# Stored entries
— BEGIN —
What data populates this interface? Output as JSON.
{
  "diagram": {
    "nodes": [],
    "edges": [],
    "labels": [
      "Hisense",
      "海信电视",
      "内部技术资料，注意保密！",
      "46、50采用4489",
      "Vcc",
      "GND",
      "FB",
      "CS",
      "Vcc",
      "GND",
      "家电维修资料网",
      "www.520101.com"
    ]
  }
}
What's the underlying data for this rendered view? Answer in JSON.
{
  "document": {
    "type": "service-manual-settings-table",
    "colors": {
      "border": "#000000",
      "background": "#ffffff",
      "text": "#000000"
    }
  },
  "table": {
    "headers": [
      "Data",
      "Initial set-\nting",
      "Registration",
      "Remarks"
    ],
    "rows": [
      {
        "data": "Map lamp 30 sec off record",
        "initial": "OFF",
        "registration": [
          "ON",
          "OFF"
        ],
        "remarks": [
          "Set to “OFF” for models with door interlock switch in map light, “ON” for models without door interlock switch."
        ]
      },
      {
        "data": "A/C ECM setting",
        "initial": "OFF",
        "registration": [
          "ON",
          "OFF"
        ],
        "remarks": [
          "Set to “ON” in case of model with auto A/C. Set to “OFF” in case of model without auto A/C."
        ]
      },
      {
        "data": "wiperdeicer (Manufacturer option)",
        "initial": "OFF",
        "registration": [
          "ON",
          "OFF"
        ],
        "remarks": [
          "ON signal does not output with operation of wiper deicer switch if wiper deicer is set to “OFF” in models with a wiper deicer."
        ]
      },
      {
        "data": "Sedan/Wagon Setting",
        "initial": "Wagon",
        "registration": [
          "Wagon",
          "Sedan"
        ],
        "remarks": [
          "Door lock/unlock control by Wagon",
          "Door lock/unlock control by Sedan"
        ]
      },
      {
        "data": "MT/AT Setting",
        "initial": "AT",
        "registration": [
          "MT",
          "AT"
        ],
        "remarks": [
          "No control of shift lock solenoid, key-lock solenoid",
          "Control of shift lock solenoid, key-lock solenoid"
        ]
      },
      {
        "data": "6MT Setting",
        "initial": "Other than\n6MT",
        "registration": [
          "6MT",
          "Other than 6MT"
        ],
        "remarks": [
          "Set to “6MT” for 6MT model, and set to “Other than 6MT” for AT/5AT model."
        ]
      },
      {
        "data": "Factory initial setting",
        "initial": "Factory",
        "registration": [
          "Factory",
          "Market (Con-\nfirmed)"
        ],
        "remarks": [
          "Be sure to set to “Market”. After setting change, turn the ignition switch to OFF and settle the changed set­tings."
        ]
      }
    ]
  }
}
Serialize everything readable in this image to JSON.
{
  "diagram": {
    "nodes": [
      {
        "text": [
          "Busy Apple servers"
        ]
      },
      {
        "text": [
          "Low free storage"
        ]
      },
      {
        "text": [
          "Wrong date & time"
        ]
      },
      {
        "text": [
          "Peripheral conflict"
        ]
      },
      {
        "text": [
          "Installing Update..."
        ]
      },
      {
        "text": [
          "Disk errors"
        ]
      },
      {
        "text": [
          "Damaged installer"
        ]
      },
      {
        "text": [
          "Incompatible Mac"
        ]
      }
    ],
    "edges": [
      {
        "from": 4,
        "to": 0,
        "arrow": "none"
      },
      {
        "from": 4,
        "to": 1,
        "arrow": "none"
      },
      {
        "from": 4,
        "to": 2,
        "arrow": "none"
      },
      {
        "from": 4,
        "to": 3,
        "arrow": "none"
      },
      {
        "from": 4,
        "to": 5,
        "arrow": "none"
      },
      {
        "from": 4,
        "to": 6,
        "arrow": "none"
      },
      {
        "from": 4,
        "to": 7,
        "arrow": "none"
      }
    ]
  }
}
— END —
# BRIEF
Nothing but the lines from the one with "Serialize everything readable" through the last line should be repeated, each exactly as it stands.

# CORRECT OUTPUT
Serialize everything readable in this image to JSON.
{
  "diagram": {
    "nodes": [
      {
        "text": [
          "Busy Apple servers"
        ]
      },
      {
        "text": [
          "Low free storage"
        ]
      },
      {
        "text": [
          "Wrong date & time"
        ]
      },
      {
        "text": [
          "Peripheral conflict"
        ]
      },
      {
        "text": [
          "Installing Update..."
        ]
      },
      {
        "text": [
          "Disk errors"
        ]
      },
      {
        "text": [
          "Damaged installer"
        ]
      },
      {
        "text": [
          "Incompatible Mac"
        ]
      }
    ],
    "edges": [
      {
        "from": 4,
        "to": 0,
        "arrow": "none"
      },
      {
        "from": 4,
        "to": 1,
        "arrow": "none"
      },
      {
        "from": 4,
        "to": 2,
        "arrow": "none"
      },
      {
        "from": 4,
        "to": 3,
        "arrow": "none"
      },
      {
        "from": 4,
        "to": 5,
        "arrow": "none"
      },
      {
        "from": 4,
        "to": 6,
        "arrow": "none"
      },
      {
        "from": 4,
        "to": 7,
        "arrow": "none"
      }
    ]
  }
}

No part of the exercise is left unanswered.